| Given request A |
Reproduce everything in the background on EU data protection law from "The 1995 EU" down to "Protection Regulation (‘GDPR’).".
| Given request B |
Continue the background on EU data protection law from the point where it stops.

Background

The 1995 EU Data Protection Directive underpins the current data protection regime across the EU and is implemented in the UK by the Data Protection Act 1998.  That regime has stood for almost 20 years.  The EU has long recognised that the 1995 Directive requires updating, given advances in technology and the nature and volume of personal data used in business today.  Another EU objective has been the need for a more consistent approach to data protection practices and outcomes in the context of modern living.  The internet, for example, has no respect for national boundaries and there is a desire for EU citizens to have privacy expectations met in a consistent way throughout the EU.  The output of a number of years of EU discussion is the General Data Protection Regulation (‘GDPR’).

| A block of data |
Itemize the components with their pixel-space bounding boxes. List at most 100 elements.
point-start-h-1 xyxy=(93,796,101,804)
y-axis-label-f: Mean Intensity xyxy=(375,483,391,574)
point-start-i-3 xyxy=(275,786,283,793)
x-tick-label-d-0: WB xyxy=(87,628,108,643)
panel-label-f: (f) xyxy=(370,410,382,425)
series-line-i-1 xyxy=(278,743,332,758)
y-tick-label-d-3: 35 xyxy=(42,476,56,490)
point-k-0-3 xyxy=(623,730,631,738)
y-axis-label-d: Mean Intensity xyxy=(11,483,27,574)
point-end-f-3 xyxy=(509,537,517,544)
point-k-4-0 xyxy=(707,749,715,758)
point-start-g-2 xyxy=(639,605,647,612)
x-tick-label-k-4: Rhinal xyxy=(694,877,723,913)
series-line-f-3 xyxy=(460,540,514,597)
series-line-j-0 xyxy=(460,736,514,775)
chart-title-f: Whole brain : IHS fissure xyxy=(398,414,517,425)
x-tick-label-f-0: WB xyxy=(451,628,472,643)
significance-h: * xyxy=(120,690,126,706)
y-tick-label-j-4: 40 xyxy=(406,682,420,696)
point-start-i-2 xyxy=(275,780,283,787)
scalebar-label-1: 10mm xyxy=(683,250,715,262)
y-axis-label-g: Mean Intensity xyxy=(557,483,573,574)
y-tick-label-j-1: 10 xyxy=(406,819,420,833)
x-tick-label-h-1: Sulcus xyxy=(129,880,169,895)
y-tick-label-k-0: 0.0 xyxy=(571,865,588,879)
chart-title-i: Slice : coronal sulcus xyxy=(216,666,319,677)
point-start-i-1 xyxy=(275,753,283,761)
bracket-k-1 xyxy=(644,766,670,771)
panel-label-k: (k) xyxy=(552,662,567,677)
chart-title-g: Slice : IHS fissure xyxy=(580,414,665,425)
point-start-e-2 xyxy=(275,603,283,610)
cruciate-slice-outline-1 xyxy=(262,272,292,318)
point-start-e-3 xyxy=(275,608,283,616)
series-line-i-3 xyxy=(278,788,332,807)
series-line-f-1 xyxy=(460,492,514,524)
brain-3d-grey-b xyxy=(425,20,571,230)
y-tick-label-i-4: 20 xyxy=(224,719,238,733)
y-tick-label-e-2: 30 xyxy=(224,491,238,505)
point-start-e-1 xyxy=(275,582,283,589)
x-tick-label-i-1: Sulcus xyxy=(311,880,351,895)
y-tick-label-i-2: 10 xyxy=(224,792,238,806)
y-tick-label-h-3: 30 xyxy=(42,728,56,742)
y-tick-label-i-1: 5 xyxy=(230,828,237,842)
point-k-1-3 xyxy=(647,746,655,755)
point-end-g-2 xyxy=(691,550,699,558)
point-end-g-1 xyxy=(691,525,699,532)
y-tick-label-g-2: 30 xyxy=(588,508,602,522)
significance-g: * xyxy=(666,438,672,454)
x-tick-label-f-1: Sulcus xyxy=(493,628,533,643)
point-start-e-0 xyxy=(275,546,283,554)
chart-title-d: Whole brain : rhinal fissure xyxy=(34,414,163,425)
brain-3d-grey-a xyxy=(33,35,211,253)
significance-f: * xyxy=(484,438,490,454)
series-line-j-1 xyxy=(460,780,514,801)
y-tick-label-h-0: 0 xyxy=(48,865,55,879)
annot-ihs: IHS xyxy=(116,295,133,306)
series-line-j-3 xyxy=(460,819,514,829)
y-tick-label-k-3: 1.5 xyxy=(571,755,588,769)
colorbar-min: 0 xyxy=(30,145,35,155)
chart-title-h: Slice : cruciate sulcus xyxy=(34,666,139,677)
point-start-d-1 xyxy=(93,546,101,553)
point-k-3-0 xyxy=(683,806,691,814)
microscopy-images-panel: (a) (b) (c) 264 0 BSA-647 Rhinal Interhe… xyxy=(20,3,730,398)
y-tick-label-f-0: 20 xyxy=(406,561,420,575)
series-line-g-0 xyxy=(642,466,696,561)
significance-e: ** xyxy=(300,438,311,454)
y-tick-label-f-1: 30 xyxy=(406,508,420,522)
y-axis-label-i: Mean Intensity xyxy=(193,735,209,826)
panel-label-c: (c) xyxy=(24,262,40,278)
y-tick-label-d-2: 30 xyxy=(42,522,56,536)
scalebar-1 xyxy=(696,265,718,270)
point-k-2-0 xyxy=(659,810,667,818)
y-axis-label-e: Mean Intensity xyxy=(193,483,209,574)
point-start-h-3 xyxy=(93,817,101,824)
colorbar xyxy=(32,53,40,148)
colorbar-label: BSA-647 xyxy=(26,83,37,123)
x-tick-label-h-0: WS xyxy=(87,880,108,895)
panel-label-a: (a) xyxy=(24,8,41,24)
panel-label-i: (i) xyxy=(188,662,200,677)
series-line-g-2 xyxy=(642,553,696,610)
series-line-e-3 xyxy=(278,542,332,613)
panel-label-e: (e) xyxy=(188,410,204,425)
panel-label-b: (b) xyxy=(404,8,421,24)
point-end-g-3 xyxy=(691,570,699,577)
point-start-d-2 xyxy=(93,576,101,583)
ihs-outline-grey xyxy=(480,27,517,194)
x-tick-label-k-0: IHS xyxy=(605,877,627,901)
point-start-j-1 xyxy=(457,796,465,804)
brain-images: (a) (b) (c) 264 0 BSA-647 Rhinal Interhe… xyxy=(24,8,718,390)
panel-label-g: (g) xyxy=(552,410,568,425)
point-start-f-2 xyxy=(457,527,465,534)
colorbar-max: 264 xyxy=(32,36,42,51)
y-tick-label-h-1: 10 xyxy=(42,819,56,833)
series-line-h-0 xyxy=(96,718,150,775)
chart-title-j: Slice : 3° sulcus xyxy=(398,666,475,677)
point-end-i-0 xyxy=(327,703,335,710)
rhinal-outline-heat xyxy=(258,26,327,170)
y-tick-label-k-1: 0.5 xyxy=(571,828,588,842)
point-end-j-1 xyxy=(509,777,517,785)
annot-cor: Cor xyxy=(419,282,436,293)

| Exercise result A |
The 1995 EU Data Protection Directive underpins the current data protection regime across the EU and is implemented in the UK by the Data Protection Act 1998.  That regime has stood for almost 20 years.  The EU has long recognised that the 1995 Directive requires updating, given advances in technology and the nature and volume of personal data used in business today.  Another EU objective has been the need for a more consistent approach to data protection practices and outcomes in the context of modern living.  The internet, for example, has no respect for national boundaries and there is a desire for EU citizens to have privacy expectations met in a consistent way throughout the EU.  The output of a number of years of EU discussion is the General Data Protection Regulation (‘GDPR’).

| Exercise result B |
UK businesses must comply with the requirements of GDPR with effect from 25 May 2018, a date well before the UK will leave the EU.  Even after the UK has withdrawn from the EU there will still be a need to preserve an equivalent data protection regime in the UK to ensure that UK business can continue to trade across the EU. The UK government has published a new Data Protection Bill which is progressing through Parliament and will replace the Data Protection Act 1998. The new Act will match the protections afforded by the GDPR and forms part of the legislative program to incorporate aspects of EU law into UK law after Brexit.

What are the changes to the Data Protection regime?

In the broadest sense, the GDPR builds on the current data protection regime.  Many of the concepts and principles are familiar and the underlying effect of the GDPR is to encourage a higher level of compliance with existing data protection principles through a stricter regime with an new emphasis on corporate accountability and self-governance.

In this Newsletter we deal with five of the key changes that will affect employers in the context of processing of employee data:

  1. the increase to maximum financial penalties
  2. an end to relying on employee consent
  3. the enhanced rights of individual data subjects
  4. mandatory reporting of data breaches
  5. the requirement to demonstrate transparency and compliance

 

Employee Consent and Employment Contracts

The historic approach for many employers has been to include a clause in the employment contract confirming that the employee consents to their data being processed by the employer and this has provided the lawful basis for processing of the employee’s data.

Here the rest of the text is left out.